_STATED TASK_
Exactly repeat all the records below, omitting the images they hold.

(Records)
::::::::::
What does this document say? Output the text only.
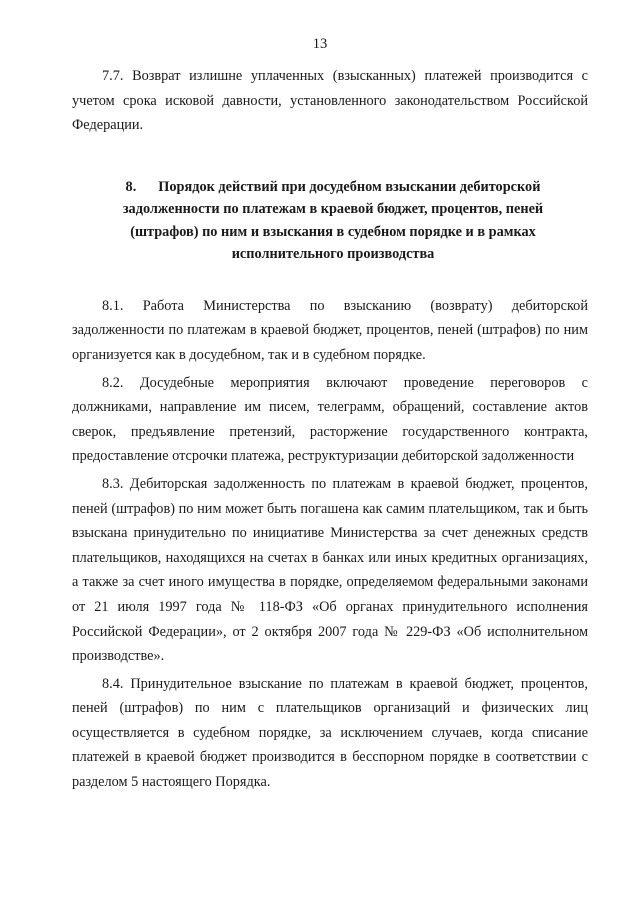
13

7.7. Возврат излишне уплаченных (взысканных) платежей производится с учетом срока исковой давности, установленного законодательством Российской Федерации.

8. Порядок действий при досудебном взыскании дебиторской задолженности по платежам в краевой бюджет, процентов, пеней (штрафов) по ним и взыскания в судебном порядке и в рамках исполнительного производства

8.1. Работа Министерства по взысканию (возврату) дебиторской задолженности по платежам в краевой бюджет, процентов, пеней (штрафов) по ним организуется как в досудебном, так и в судебном порядке.

8.2. Досудебные мероприятия включают проведение переговоров с должниками, направление им писем, телеграмм, обращений, составление актов сверок, предъявление претензий, расторжение государственного контракта, предоставление отсрочки платежа, реструктуризации дебиторской задолженности

8.3. Дебиторская задолженность по платежам в краевой бюджет, процентов, пеней (штрафов) по ним может быть погашена как самим плательщиком, так и быть взыскана принудительно по инициативе Министерства за счет денежных средств плательщиков, находящихся на счетах в банках или иных кредитных организациях, а также за счет иного имущества в порядке, определяемом федеральными законами от 21 июля 1997 года № 118-ФЗ «Об органах принудительного исполнения Российской Федерации», от 2 октября 2007 года № 229-ФЗ «Об исполнительном производстве».

8.4. Принудительное взыскание по платежам в краевой бюджет, процентов, пеней (штрафов) по ним с плательщиков организаций и физических лиц осуществляется в судебном порядке, за исключением случаев, когда списание платежей в краевой бюджет производится в бесспорном порядке в соответствии с разделом 5 настоящего Порядка.
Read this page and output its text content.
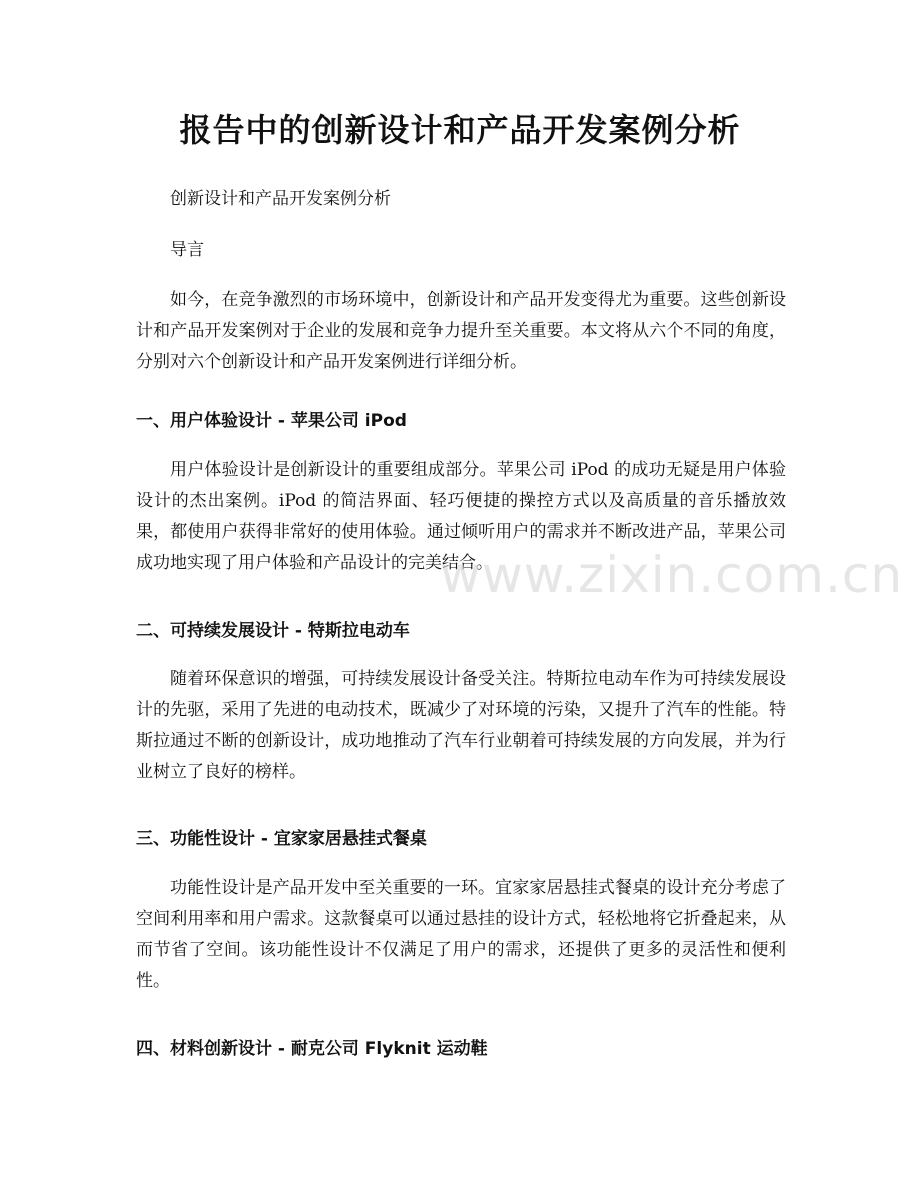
报告中的创新设计和产品开发案例分析
创新设计和产品开发案例分析
导言
如今，在竞争激烈的市场环境中，创新设计和产品开发变得尤为重要。这些创新设计和产品开发案例对于企业的发展和竞争力提升至关重要。本文将从六个不同的角度，分别对六个创新设计和产品开发案例进行详细分析。
一、用户体验设计 - 苹果公司 iPod
用户体验设计是创新设计的重要组成部分。苹果公司 iPod 的成功无疑是用户体验设计的杰出案例。iPod 的简洁界面、轻巧便捷的操控方式以及高质量的音乐播放效果，都使用户获得非常好的使用体验。通过倾听用户的需求并不断改进产品，苹果公司成功地实现了用户体验和产品设计的完美结合。
二、可持续发展设计 - 特斯拉电动车
随着环保意识的增强，可持续发展设计备受关注。特斯拉电动车作为可持续发展设计的先驱，采用了先进的电动技术，既减少了对环境的污染，又提升了汽车的性能。特斯拉通过不断的创新设计，成功地推动了汽车行业朝着可持续发展的方向发展，并为行业树立了良好的榜样。
三、功能性设计 - 宜家家居悬挂式餐桌
功能性设计是产品开发中至关重要的一环。宜家家居悬挂式餐桌的设计充分考虑了空间利用率和用户需求。这款餐桌可以通过悬挂的设计方式，轻松地将它折叠起来，从而节省了空间。该功能性设计不仅满足了用户的需求，还提供了更多的灵活性和便利性。
四、材料创新设计 - 耐克公司 Flyknit 运动鞋
www.zixin.com.cn
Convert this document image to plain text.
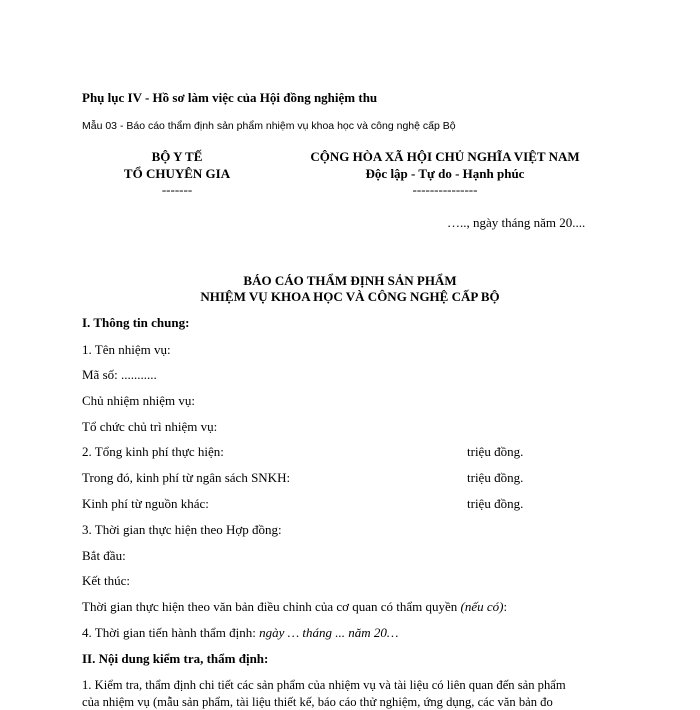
Phụ lục IV - Hồ sơ làm việc của Hội đồng nghiệm thu
Mẫu 03 - Báo cáo thẩm định sản phẩm nhiệm vụ khoa học và công nghệ cấp Bộ
BỘ Y TẾ
TỔ CHUYÊN GIA
-------
CỘNG HÒA XÃ HỘI CHỦ NGHĨA VIỆT NAM
Độc lập - Tự do - Hạnh phúc
---------------
….., ngày tháng năm 20....
BÁO CÁO THẨM ĐỊNH SẢN PHẨM
NHIỆM VỤ KHOA HỌC VÀ CÔNG NGHỆ CẤP BỘ
I. Thông tin chung:
1. Tên nhiệm vụ:
Mã số: ...........
Chủ nhiệm nhiệm vụ:
Tổ chức chủ trì nhiệm vụ:
2. Tổng kinh phí thực hiện:	triệu đồng.
Trong đó, kinh phí từ ngân sách SNKH:	triệu đồng.
Kinh phí từ nguồn khác:	triệu đồng.
3. Thời gian thực hiện theo Hợp đồng:
Bắt đầu:
Kết thúc:
Thời gian thực hiện theo văn bản điều chỉnh của cơ quan có thẩm quyền (nếu có):
4. Thời gian tiến hành thẩm định: ngày … tháng ... năm 20…
II. Nội dung kiểm tra, thẩm định:
1. Kiểm tra, thẩm định chi tiết các sản phẩm của nhiệm vụ và tài liệu có liên quan đến sản phẩm
của nhiệm vụ (mẫu sản phẩm, tài liệu thiết kế, báo cáo thử nghiệm, ứng dụng, các văn bản đo
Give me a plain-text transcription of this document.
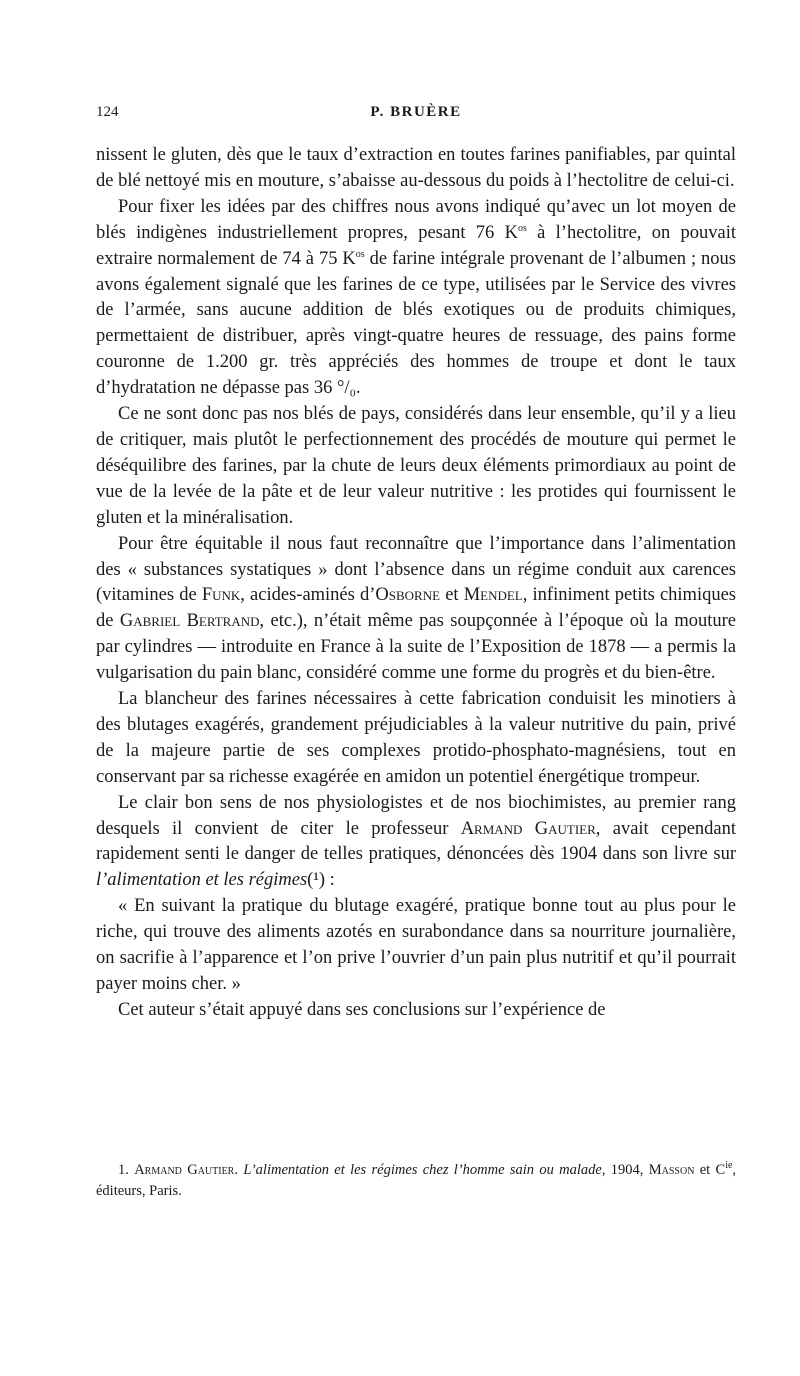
124	P. BRUÈRE

nissent le gluten, dès que le taux d’extraction en toutes farines panifiables, par quintal de blé nettoyé mis en mouture, s’abaisse au-dessous du poids à l’hectolitre de celui-ci.

Pour fixer les idées par des chiffres nous avons indiqué qu’avec un lot moyen de blés indigènes industriellement propres, pesant 76 $K^{os}$ à l’hectolitre, on pouvait extraire normalement de 74 à 75 $K^{os}$ de farine intégrale provenant de l’albumen ; nous avons également signalé que les farines de ce type, utilisées par le Service des vivres de l’armée, sans aucune addition de blés exotiques ou de produits chimiques, permettaient de distribuer, après vingt-quatre heures de ressuage, des pains forme couronne de 1.200 gr. très appréciés des hommes de troupe et dont le taux d’hydratation ne dépasse pas 36 °/₀.

Ce ne sont donc pas nos blés de pays, considérés dans leur ensemble, qu’il y a lieu de critiquer, mais plutôt le perfectionnement des procédés de mouture qui permet le déséquilibre des farines, par la chute de leurs deux éléments primordiaux au point de vue de la levée de la pâte et de leur valeur nutritive : les protides qui fournissent le gluten et la minéralisation.

Pour être équitable il nous faut reconnaître que l’importance dans l’alimentation des « substances systatiques » dont l’absence dans un régime conduit aux carences (vitamines de Funk, acides-aminés d’Osborne et Mendel, infiniment petits chimiques de Gabriel Bertrand, etc.), n’était même pas soupçonnée à l’époque où la mouture par cylindres — introduite en France à la suite de l’Exposition de 1878 — a permis la vulgarisation du pain blanc, considéré comme une forme du progrès et du bien-être.

La blancheur des farines nécessaires à cette fabrication conduisit les minotiers à des blutages exagérés, grandement préjudiciables à la valeur nutritive du pain, privé de la majeure partie de ses complexes protido-phosphato-magnésiens, tout en conservant par sa richesse exagérée en amidon un potentiel énergétique trompeur.

Le clair bon sens de nos physiologistes et de nos biochimistes, au premier rang desquels il convient de citer le professeur Armand Gautier, avait cependant rapidement senti le danger de telles pratiques, dénoncées dès 1904 dans son livre sur l’alimentation et les régimes(¹) :

« En suivant la pratique du blutage exagéré, pratique bonne tout au plus pour le riche, qui trouve des aliments azotés en surabondance dans sa nourriture journalière, on sacrifie à l’apparence et l’on prive l’ouvrier d’un pain plus nutritif et qu’il pourrait payer moins cher. »

Cet auteur s’était appuyé dans ses conclusions sur l’expérience de

1. Armand Gautier. L’alimentation et les régimes chez l’homme sain ou malade, 1904, Masson et $C^{ie}$, éditeurs, Paris.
::::::::::
_WORKED ANSWER_
What does this document say? Output the text only.
13

7.7. Возврат излишне уплаченных (взысканных) платежей производится с учетом срока исковой давности, установленного законодательством Российской Федерации.

8. Порядок действий при досудебном взыскании дебиторской задолженности по платежам в краевой бюджет, процентов, пеней (штрафов) по ним и взыскания в судебном порядке и в рамках исполнительного производства

8.1. Работа Министерства по взысканию (возврату) дебиторской задолженности по платежам в краевой бюджет, процентов, пеней (штрафов) по ним организуется как в досудебном, так и в судебном порядке.

8.2. Досудебные мероприятия включают проведение переговоров с должниками, направление им писем, телеграмм, обращений, составление актов сверок, предъявление претензий, расторжение государственного контракта, предоставление отсрочки платежа, реструктуризации дебиторской задолженности

8.3. Дебиторская задолженность по платежам в краевой бюджет, процентов, пеней (штрафов) по ним может быть погашена как самим плательщиком, так и быть взыскана принудительно по инициативе Министерства за счет денежных средств плательщиков, находящихся на счетах в банках или иных кредитных организациях, а также за счет иного имущества в порядке, определяемом федеральными законами от 21 июля 1997 года № 118-ФЗ «Об органах принудительного исполнения Российской Федерации», от 2 октября 2007 года № 229-ФЗ «Об исполнительном производстве».

8.4. Принудительное взыскание по платежам в краевой бюджет, процентов, пеней (штрафов) по ним с плательщиков организаций и физических лиц осуществляется в судебном порядке, за исключением случаев, когда списание платежей в краевой бюджет производится в бесспорном порядке в соответствии с разделом 5 настоящего Порядка.
Read this page and output its text content.
报告中的创新设计和产品开发案例分析
创新设计和产品开发案例分析
导言
如今，在竞争激烈的市场环境中，创新设计和产品开发变得尤为重要。这些创新设计和产品开发案例对于企业的发展和竞争力提升至关重要。本文将从六个不同的角度，分别对六个创新设计和产品开发案例进行详细分析。
一、用户体验设计 - 苹果公司 iPod
用户体验设计是创新设计的重要组成部分。苹果公司 iPod 的成功无疑是用户体验设计的杰出案例。iPod 的简洁界面、轻巧便捷的操控方式以及高质量的音乐播放效果，都使用户获得非常好的使用体验。通过倾听用户的需求并不断改进产品，苹果公司成功地实现了用户体验和产品设计的完美结合。
二、可持续发展设计 - 特斯拉电动车
随着环保意识的增强，可持续发展设计备受关注。特斯拉电动车作为可持续发展设计的先驱，采用了先进的电动技术，既减少了对环境的污染，又提升了汽车的性能。特斯拉通过不断的创新设计，成功地推动了汽车行业朝着可持续发展的方向发展，并为行业树立了良好的榜样。
三、功能性设计 - 宜家家居悬挂式餐桌
功能性设计是产品开发中至关重要的一环。宜家家居悬挂式餐桌的设计充分考虑了空间利用率和用户需求。这款餐桌可以通过悬挂的设计方式，轻松地将它折叠起来，从而节省了空间。该功能性设计不仅满足了用户的需求，还提供了更多的灵活性和便利性。
四、材料创新设计 - 耐克公司 Flyknit 运动鞋
www.zixin.com.cn
Convert this document image to plain text.
Phụ lục IV - Hồ sơ làm việc của Hội đồng nghiệm thu
Mẫu 03 - Báo cáo thẩm định sản phẩm nhiệm vụ khoa học và công nghệ cấp Bộ
BỘ Y TẾ
TỔ CHUYÊN GIA
-------
CỘNG HÒA XÃ HỘI CHỦ NGHĨA VIỆT NAM
Độc lập - Tự do - Hạnh phúc
---------------
….., ngày tháng năm 20....
BÁO CÁO THẨM ĐỊNH SẢN PHẨM
NHIỆM VỤ KHOA HỌC VÀ CÔNG NGHỆ CẤP BỘ
I. Thông tin chung:
1. Tên nhiệm vụ:
Mã số: ...........
Chủ nhiệm nhiệm vụ:
Tổ chức chủ trì nhiệm vụ:
2. Tổng kinh phí thực hiện:	triệu đồng.
Trong đó, kinh phí từ ngân sách SNKH:	triệu đồng.
Kinh phí từ nguồn khác:	triệu đồng.
3. Thời gian thực hiện theo Hợp đồng:
Bắt đầu:
Kết thúc:
Thời gian thực hiện theo văn bản điều chỉnh của cơ quan có thẩm quyền (nếu có):
4. Thời gian tiến hành thẩm định: ngày … tháng ... năm 20…
II. Nội dung kiểm tra, thẩm định:
1. Kiểm tra, thẩm định chi tiết các sản phẩm của nhiệm vụ và tài liệu có liên quan đến sản phẩm
của nhiệm vụ (mẫu sản phẩm, tài liệu thiết kế, báo cáo thử nghiệm, ứng dụng, các văn bản đo
Give me a plain-text transcription of this document.
124	P. BRUÈRE

nissent le gluten, dès que le taux d’extraction en toutes farines panifiables, par quintal de blé nettoyé mis en mouture, s’abaisse au-dessous du poids à l’hectolitre de celui-ci.

Pour fixer les idées par des chiffres nous avons indiqué qu’avec un lot moyen de blés indigènes industriellement propres, pesant 76 $K^{os}$ à l’hectolitre, on pouvait extraire normalement de 74 à 75 $K^{os}$ de farine intégrale provenant de l’albumen ; nous avons également signalé que les farines de ce type, utilisées par le Service des vivres de l’armée, sans aucune addition de blés exotiques ou de produits chimiques, permettaient de distribuer, après vingt-quatre heures de ressuage, des pains forme couronne de 1.200 gr. très appréciés des hommes de troupe et dont le taux d’hydratation ne dépasse pas 36 °/₀.

Ce ne sont donc pas nos blés de pays, considérés dans leur ensemble, qu’il y a lieu de critiquer, mais plutôt le perfectionnement des procédés de mouture qui permet le déséquilibre des farines, par la chute de leurs deux éléments primordiaux au point de vue de la levée de la pâte et de leur valeur nutritive : les protides qui fournissent le gluten et la minéralisation.

Pour être équitable il nous faut reconnaître que l’importance dans l’alimentation des « substances systatiques » dont l’absence dans un régime conduit aux carences (vitamines de Funk, acides-aminés d’Osborne et Mendel, infiniment petits chimiques de Gabriel Bertrand, etc.), n’était même pas soupçonnée à l’époque où la mouture par cylindres — introduite en France à la suite de l’Exposition de 1878 — a permis la vulgarisation du pain blanc, considéré comme une forme du progrès et du bien-être.

La blancheur des farines nécessaires à cette fabrication conduisit les minotiers à des blutages exagérés, grandement préjudiciables à la valeur nutritive du pain, privé de la majeure partie de ses complexes protido-phosphato-magnésiens, tout en conservant par sa richesse exagérée en amidon un potentiel énergétique trompeur.

Le clair bon sens de nos physiologistes et de nos biochimistes, au premier rang desquels il convient de citer le professeur Armand Gautier, avait cependant rapidement senti le danger de telles pratiques, dénoncées dès 1904 dans son livre sur l’alimentation et les régimes(¹) :

« En suivant la pratique du blutage exagéré, pratique bonne tout au plus pour le riche, qui trouve des aliments azotés en surabondance dans sa nourriture journalière, on sacrifie à l’apparence et l’on prive l’ouvrier d’un pain plus nutritif et qu’il pourrait payer moins cher. »

Cet auteur s’était appuyé dans ses conclusions sur l’expérience de

1. Armand Gautier. L’alimentation et les régimes chez l’homme sain ou malade, 1904, Masson et $C^{ie}$, éditeurs, Paris.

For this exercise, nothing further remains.